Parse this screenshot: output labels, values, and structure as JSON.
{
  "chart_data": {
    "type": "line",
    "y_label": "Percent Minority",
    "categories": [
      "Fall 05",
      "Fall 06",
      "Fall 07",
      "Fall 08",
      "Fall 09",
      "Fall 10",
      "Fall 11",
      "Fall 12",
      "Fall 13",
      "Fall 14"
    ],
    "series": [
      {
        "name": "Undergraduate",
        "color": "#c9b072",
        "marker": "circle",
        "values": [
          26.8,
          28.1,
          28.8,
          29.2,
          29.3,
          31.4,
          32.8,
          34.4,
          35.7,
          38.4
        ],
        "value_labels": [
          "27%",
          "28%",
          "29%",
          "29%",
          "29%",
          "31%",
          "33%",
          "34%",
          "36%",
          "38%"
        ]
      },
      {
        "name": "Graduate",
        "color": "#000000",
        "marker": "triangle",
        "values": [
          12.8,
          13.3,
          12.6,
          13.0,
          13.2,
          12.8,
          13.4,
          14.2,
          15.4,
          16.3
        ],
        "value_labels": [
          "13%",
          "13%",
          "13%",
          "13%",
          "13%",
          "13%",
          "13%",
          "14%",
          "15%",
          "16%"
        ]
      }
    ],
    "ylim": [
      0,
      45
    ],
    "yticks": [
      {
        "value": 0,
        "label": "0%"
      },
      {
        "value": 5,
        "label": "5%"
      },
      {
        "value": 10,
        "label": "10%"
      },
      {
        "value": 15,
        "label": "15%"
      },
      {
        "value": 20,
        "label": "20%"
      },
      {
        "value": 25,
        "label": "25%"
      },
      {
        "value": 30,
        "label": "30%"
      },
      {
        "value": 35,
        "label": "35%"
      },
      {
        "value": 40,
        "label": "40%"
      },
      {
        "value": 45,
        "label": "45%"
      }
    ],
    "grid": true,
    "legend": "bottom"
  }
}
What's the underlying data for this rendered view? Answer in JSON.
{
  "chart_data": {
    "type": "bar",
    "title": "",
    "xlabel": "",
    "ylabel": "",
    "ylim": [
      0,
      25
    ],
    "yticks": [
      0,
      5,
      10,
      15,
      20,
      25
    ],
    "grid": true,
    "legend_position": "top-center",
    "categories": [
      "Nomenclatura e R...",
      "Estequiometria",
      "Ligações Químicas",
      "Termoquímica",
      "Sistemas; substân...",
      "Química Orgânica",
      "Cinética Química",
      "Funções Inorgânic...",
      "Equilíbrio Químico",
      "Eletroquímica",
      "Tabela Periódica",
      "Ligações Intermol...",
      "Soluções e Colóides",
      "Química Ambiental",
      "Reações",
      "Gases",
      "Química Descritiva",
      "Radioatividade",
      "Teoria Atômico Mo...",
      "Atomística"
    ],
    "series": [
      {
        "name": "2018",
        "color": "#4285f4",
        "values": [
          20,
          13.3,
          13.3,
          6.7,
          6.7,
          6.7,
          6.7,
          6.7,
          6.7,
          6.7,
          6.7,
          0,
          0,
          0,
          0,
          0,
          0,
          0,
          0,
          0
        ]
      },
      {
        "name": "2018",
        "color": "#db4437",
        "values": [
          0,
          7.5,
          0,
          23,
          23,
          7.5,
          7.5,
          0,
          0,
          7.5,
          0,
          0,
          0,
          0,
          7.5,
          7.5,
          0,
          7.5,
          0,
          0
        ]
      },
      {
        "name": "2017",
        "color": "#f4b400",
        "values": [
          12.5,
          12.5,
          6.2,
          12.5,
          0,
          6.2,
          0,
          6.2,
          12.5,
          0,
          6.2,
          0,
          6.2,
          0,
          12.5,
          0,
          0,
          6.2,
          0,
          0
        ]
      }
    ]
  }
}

▶ [Job]
Restate all of the entries exactly, please.

▶ [Task answer]
Parse this screenshot: output labels, values, and structure as JSON.
{
  "chart_data": {
    "type": "line",
    "y_label": "Percent Minority",
    "categories": [
      "Fall 05",
      "Fall 06",
      "Fall 07",
      "Fall 08",
      "Fall 09",
      "Fall 10",
      "Fall 11",
      "Fall 12",
      "Fall 13",
      "Fall 14"
    ],
    "series": [
      {
        "name": "Undergraduate",
        "color": "#c9b072",
        "marker": "circle",
        "values": [
          26.8,
          28.1,
          28.8,
          29.2,
          29.3,
          31.4,
          32.8,
          34.4,
          35.7,
          38.4
        ],
        "value_labels": [
          "27%",
          "28%",
          "29%",
          "29%",
          "29%",
          "31%",
          "33%",
          "34%",
          "36%",
          "38%"
        ]
      },
      {
        "name": "Graduate",
        "color": "#000000",
        "marker": "triangle",
        "values": [
          12.8,
          13.3,
          12.6,
          13.0,
          13.2,
          12.8,
          13.4,
          14.2,
          15.4,
          16.3
        ],
        "value_labels": [
          "13%",
          "13%",
          "13%",
          "13%",
          "13%",
          "13%",
          "13%",
          "14%",
          "15%",
          "16%"
        ]
      }
    ],
    "ylim": [
      0,
      45
    ],
    "yticks": [
      {
        "value": 0,
        "label": "0%"
      },
      {
        "value": 5,
        "label": "5%"
      },
      {
        "value": 10,
        "label": "10%"
      },
      {
        "value": 15,
        "label": "15%"
      },
      {
        "value": 20,
        "label": "20%"
      },
      {
        "value": 25,
        "label": "25%"
      },
      {
        "value": 30,
        "label": "30%"
      },
      {
        "value": 35,
        "label": "35%"
      },
      {
        "value": 40,
        "label": "40%"
      },
      {
        "value": 45,
        "label": "45%"
      }
    ],
    "grid": true,
    "legend": "bottom"
  }
}
What's the underlying data for this rendered view? Answer in JSON.
{
  "chart_data": {
    "type": "bar",
    "title": "",
    "xlabel": "",
    "ylabel": "",
    "ylim": [
      0,
      25
    ],
    "yticks": [
      0,
      5,
      10,
      15,
      20,
      25
    ],
    "grid": true,
    "legend_position": "top-center",
    "categories": [
      "Nomenclatura e R...",
      "Estequiometria",
      "Ligações Químicas",
      "Termoquímica",
      "Sistemas; substân...",
      "Química Orgânica",
      "Cinética Química",
      "Funções Inorgânic...",
      "Equilíbrio Químico",
      "Eletroquímica",
      "Tabela Periódica",
      "Ligações Intermol...",
      "Soluções e Colóides",
      "Química Ambiental",
      "Reações",
      "Gases",
      "Química Descritiva",
      "Radioatividade",
      "Teoria Atômico Mo...",
      "Atomística"
    ],
    "series": [
      {
        "name": "2018",
        "color": "#4285f4",
        "values": [
          20,
          13.3,
          13.3,
          6.7,
          6.7,
          6.7,
          6.7,
          6.7,
          6.7,
          6.7,
          6.7,
          0,
          0,
          0,
          0,
          0,
          0,
          0,
          0,
          0
        ]
      },
      {
        "name": "2018",
        "color": "#db4437",
        "values": [
          0,
          7.5,
          0,
          23,
          23,
          7.5,
          7.5,
          0,
          0,
          7.5,
          0,
          0,
          0,
          0,
          7.5,
          7.5,
          0,
          7.5,
          0,
          0
        ]
      },
      {
        "name": "2017",
        "color": "#f4b400",
        "values": [
          12.5,
          12.5,
          6.2,
          12.5,
          0,
          6.2,
          0,
          6.2,
          12.5,
          0,
          6.2,
          0,
          6.2,
          0,
          12.5,
          0,
          0,
          6.2,
          0,
          0
        ]
      }
    ]
  }
}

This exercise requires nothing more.